* _EXERCISE TASK_:
Output every record below exactly as it appears.

Records about charts and figures:

************

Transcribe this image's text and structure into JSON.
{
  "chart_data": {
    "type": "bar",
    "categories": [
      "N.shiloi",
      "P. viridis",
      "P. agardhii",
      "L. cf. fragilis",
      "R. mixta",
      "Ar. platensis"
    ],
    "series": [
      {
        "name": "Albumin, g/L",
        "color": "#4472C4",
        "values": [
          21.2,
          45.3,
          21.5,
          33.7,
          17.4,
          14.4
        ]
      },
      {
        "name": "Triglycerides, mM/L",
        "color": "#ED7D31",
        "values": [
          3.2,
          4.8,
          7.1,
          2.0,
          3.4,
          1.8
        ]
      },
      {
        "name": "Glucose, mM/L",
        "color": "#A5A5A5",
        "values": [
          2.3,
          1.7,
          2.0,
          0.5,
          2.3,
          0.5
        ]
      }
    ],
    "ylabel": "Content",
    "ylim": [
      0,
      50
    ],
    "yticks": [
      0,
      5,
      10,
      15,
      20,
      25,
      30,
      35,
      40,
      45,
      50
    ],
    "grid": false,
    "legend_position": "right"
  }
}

************

* _REPLY_:
Transcribe this image's text and structure into JSON.
{
  "chart_data": {
    "type": "bar",
    "categories": [
      "N.shiloi",
      "P. viridis",
      "P. agardhii",
      "L. cf. fragilis",
      "R. mixta",
      "Ar. platensis"
    ],
    "series": [
      {
        "name": "Albumin, g/L",
        "color": "#4472C4",
        "values": [
          21.2,
          45.3,
          21.5,
          33.7,
          17.4,
          14.4
        ]
      },
      {
        "name": "Triglycerides, mM/L",
        "color": "#ED7D31",
        "values": [
          3.2,
          4.8,
          7.1,
          2.0,
          3.4,
          1.8
        ]
      },
      {
        "name": "Glucose, mM/L",
        "color": "#A5A5A5",
        "values": [
          2.3,
          1.7,
          2.0,
          0.5,
          2.3,
          0.5
        ]
      }
    ],
    "ylabel": "Content",
    "ylim": [
      0,
      50
    ],
    "yticks": [
      0,
      5,
      10,
      15,
      20,
      25,
      30,
      35,
      40,
      45,
      50
    ],
    "grid": false,
    "legend_position": "right"
  }
}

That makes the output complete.